▶ _EXERCISE DESCRIPTION_
Which lines in the records below contain the word "Θεσσαλονίκης"? Copy each of them.

▶ _DATA LISTING_
▬▬▬▬▬▬
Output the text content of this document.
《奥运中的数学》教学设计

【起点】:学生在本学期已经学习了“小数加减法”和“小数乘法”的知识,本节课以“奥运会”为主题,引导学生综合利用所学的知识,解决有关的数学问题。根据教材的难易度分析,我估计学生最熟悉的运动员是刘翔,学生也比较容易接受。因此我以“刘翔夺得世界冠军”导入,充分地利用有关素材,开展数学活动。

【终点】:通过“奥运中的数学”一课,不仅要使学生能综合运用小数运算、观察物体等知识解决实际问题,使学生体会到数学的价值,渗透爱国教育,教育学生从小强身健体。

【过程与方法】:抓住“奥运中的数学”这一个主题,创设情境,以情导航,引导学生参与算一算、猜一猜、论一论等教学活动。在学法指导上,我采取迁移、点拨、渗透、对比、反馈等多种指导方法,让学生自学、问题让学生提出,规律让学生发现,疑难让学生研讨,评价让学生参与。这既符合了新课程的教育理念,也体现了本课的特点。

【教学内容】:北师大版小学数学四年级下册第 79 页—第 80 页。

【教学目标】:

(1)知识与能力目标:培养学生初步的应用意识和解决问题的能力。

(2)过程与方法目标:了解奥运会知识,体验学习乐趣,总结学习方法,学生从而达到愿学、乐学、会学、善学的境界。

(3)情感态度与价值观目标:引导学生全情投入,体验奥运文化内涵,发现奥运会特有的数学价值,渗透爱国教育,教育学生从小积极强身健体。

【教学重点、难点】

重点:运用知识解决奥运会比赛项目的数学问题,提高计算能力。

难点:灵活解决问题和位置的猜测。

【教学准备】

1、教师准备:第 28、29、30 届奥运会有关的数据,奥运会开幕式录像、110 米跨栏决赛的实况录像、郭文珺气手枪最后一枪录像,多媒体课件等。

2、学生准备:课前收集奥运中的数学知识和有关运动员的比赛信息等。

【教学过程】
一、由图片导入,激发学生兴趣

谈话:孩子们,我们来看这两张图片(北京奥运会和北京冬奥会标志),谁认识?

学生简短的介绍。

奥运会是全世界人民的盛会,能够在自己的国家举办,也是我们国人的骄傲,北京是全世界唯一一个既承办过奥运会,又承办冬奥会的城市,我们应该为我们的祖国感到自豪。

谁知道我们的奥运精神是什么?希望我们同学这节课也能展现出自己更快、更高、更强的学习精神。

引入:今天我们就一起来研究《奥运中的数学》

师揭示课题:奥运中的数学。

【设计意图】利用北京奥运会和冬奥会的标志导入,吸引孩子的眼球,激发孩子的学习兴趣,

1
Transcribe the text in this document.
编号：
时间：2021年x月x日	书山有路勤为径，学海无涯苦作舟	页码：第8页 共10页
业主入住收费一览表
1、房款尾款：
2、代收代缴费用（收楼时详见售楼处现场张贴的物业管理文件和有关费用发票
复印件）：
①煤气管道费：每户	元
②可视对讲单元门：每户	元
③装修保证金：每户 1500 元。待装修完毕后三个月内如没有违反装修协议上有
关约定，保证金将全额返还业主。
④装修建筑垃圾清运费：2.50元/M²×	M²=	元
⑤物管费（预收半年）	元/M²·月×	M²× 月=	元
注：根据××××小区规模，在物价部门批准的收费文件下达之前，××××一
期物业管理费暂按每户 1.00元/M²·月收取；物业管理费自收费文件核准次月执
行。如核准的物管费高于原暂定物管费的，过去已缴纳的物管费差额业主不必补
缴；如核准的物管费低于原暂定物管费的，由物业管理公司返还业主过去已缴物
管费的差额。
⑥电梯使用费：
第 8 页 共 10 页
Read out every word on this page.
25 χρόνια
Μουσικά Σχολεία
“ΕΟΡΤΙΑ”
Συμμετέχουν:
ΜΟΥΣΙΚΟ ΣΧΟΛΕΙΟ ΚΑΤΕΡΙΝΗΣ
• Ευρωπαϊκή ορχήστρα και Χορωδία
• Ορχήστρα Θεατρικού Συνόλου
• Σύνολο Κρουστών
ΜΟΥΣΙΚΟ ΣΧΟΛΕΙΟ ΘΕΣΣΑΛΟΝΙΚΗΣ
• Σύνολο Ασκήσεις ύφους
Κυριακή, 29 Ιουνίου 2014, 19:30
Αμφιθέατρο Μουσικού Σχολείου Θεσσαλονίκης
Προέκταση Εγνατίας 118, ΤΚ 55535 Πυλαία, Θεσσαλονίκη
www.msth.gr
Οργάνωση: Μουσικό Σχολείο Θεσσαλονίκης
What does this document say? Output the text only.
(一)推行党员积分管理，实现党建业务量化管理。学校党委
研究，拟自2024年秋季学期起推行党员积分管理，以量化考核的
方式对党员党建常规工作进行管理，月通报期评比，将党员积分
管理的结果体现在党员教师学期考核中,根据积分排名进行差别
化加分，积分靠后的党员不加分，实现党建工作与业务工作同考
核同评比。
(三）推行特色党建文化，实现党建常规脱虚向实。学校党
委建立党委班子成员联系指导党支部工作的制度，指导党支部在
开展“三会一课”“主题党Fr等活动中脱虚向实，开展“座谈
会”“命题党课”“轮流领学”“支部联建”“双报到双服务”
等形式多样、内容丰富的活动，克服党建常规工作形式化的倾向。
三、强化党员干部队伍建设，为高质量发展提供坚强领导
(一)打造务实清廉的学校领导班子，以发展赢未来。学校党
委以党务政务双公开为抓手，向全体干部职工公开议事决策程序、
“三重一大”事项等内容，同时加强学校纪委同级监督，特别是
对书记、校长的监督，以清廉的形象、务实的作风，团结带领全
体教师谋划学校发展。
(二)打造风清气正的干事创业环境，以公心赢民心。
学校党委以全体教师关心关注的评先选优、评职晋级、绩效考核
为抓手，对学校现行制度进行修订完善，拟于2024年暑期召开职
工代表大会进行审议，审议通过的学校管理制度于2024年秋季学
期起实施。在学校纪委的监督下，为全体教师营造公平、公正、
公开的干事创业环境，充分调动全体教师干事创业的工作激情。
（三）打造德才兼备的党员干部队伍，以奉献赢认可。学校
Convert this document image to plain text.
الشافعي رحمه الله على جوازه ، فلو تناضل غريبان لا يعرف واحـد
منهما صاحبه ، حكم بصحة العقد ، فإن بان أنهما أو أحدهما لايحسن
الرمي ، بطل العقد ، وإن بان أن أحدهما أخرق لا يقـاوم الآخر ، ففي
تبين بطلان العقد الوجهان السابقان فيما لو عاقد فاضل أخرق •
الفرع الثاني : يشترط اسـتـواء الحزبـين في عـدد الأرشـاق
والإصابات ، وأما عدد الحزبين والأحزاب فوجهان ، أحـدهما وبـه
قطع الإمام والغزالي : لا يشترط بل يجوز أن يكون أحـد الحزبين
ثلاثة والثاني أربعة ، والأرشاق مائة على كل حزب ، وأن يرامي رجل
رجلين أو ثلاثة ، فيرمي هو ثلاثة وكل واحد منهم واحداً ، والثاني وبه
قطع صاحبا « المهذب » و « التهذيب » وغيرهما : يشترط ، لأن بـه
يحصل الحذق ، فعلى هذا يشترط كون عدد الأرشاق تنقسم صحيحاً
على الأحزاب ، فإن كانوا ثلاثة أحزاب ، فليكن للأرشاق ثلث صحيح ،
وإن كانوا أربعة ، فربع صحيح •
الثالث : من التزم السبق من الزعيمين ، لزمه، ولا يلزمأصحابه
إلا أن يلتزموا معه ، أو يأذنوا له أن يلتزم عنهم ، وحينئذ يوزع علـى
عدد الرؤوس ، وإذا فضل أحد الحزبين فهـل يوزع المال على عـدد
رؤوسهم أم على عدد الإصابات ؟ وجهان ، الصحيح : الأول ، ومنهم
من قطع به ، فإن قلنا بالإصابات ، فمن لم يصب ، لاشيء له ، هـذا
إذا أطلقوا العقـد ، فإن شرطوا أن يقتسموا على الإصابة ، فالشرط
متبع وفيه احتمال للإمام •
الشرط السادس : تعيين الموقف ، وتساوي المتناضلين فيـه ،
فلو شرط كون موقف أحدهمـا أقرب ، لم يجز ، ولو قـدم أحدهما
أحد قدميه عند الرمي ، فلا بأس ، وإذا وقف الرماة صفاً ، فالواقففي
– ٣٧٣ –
▬▬▬▬▬▬
▶ _EXERCISE OUTPUT_
Αμφιθέατρο Μουσικού Σχολείου Θεσσαλονίκης
Οργάνωση: Μουσικό Σχολείο Θεσσαλονίκης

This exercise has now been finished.